From the data that follows, copy every line holding the string "name".

-- start --

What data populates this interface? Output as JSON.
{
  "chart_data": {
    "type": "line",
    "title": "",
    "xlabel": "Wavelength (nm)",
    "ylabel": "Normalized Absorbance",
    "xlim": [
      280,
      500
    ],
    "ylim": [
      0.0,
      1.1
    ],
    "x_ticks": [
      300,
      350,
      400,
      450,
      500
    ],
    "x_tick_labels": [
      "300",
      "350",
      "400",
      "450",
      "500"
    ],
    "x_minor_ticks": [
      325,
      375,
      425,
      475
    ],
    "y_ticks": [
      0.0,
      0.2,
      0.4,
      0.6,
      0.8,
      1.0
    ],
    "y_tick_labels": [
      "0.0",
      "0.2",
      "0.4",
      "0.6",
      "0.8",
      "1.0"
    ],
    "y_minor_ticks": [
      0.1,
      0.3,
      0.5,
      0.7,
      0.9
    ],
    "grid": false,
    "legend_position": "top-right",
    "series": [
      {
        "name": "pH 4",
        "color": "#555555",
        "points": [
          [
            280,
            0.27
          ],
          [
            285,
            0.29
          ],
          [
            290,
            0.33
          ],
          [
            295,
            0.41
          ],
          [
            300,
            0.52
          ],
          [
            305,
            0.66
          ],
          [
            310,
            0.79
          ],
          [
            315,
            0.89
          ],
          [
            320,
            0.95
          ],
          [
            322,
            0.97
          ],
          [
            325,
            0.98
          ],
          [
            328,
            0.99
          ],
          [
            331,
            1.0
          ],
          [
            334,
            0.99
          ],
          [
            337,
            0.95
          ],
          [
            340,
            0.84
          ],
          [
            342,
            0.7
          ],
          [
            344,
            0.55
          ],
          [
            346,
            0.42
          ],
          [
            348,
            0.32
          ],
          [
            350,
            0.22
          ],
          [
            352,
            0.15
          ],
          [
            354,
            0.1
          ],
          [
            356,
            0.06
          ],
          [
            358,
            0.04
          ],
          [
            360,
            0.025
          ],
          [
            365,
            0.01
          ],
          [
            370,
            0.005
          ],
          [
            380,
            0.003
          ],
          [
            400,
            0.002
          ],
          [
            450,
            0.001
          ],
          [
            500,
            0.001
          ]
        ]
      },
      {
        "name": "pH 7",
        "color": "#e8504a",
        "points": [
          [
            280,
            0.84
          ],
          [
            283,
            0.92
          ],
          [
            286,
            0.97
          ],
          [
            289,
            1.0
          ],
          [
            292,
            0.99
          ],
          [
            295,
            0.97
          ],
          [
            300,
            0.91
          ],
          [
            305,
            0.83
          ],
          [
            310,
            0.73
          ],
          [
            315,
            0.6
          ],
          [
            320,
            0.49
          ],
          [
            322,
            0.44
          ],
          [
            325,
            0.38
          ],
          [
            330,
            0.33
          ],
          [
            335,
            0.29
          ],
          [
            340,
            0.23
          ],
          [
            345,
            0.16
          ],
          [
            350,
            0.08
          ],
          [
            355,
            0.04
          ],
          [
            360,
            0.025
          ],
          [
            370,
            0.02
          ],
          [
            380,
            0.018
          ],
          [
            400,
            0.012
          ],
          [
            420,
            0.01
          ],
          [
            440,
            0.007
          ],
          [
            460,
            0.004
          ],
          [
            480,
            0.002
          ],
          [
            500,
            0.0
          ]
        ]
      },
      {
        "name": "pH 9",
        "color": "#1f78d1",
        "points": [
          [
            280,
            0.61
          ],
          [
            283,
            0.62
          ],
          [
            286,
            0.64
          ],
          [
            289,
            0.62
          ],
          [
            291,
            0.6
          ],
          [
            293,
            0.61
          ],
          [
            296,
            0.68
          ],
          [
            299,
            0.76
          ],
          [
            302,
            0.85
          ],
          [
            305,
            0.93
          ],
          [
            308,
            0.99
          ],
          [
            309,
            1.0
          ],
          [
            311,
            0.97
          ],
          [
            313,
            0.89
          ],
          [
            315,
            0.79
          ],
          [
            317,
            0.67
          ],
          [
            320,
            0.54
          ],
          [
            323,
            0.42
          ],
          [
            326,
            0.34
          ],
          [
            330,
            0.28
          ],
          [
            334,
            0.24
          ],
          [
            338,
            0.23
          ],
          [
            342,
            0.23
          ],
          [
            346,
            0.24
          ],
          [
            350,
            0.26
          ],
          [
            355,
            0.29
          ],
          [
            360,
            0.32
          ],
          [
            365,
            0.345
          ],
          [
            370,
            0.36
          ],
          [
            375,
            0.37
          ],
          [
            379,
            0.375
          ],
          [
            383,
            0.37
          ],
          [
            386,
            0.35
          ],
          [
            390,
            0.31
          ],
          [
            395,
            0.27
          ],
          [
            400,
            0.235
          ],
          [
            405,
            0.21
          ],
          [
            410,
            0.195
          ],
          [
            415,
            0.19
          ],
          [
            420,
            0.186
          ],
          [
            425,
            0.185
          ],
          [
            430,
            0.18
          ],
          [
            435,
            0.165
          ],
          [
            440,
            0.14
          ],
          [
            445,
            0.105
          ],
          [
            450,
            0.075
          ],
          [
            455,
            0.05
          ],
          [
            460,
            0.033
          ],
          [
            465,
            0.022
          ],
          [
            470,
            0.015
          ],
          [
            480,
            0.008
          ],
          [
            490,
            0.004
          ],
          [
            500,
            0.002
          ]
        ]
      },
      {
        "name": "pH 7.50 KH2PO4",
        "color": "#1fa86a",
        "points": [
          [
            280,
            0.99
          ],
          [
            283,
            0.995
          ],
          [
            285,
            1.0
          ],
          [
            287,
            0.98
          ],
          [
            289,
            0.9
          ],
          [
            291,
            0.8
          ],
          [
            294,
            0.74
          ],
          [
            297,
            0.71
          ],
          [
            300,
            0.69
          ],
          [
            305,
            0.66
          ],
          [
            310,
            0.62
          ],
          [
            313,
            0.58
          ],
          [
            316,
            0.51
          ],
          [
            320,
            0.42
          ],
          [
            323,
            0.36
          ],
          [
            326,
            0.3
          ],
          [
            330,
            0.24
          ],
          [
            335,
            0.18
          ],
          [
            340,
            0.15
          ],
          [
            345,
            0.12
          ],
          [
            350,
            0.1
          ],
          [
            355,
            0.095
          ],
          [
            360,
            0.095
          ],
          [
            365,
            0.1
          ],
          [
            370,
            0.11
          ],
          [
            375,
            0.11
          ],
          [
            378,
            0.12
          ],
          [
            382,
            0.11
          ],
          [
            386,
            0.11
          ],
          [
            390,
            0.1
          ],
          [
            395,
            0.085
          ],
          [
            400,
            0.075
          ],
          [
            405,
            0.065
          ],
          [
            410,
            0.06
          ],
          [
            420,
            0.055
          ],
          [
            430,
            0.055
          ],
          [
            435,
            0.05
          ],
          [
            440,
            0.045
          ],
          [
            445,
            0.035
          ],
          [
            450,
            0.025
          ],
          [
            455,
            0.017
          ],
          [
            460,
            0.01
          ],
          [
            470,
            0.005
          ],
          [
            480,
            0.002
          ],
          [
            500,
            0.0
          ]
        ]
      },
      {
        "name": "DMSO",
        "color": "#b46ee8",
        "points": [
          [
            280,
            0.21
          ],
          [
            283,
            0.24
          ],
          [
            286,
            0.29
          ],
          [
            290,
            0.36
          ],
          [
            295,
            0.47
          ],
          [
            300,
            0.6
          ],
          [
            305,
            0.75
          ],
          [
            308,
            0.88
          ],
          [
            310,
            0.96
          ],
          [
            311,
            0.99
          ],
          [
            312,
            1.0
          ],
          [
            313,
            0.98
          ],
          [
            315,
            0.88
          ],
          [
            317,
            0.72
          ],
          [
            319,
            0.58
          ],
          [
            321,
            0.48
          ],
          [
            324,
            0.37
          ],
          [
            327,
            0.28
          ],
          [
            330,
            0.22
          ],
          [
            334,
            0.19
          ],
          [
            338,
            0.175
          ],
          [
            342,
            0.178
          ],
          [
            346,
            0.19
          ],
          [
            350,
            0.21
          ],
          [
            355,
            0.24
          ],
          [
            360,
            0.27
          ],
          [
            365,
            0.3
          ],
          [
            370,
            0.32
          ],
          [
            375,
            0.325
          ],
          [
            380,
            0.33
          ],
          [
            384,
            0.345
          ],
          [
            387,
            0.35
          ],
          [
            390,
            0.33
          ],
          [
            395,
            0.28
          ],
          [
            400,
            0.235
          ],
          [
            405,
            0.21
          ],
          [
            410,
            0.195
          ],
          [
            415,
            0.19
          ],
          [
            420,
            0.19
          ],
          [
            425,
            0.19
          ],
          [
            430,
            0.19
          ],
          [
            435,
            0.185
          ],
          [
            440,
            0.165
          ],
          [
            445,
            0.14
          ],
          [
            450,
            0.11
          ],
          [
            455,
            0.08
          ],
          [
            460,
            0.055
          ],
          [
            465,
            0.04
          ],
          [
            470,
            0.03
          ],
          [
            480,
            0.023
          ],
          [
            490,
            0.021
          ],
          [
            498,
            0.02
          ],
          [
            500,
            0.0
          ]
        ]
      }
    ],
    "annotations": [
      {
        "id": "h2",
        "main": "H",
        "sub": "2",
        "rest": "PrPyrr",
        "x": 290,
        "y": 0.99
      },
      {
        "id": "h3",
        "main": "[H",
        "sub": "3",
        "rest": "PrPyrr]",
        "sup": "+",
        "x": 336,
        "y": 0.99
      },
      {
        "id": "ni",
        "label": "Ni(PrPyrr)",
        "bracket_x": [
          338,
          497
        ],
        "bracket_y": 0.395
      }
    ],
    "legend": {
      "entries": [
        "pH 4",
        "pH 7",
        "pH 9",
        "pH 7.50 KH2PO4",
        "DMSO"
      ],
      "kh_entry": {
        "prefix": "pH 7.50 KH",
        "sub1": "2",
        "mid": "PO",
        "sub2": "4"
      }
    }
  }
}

-- end --

### EXERCISE OUTPUT
        "name": "pH 4",
        "name": "pH 7",
        "name": "pH 9",
        "name": "pH 7.50 KH2PO4",
        "name": "DMSO",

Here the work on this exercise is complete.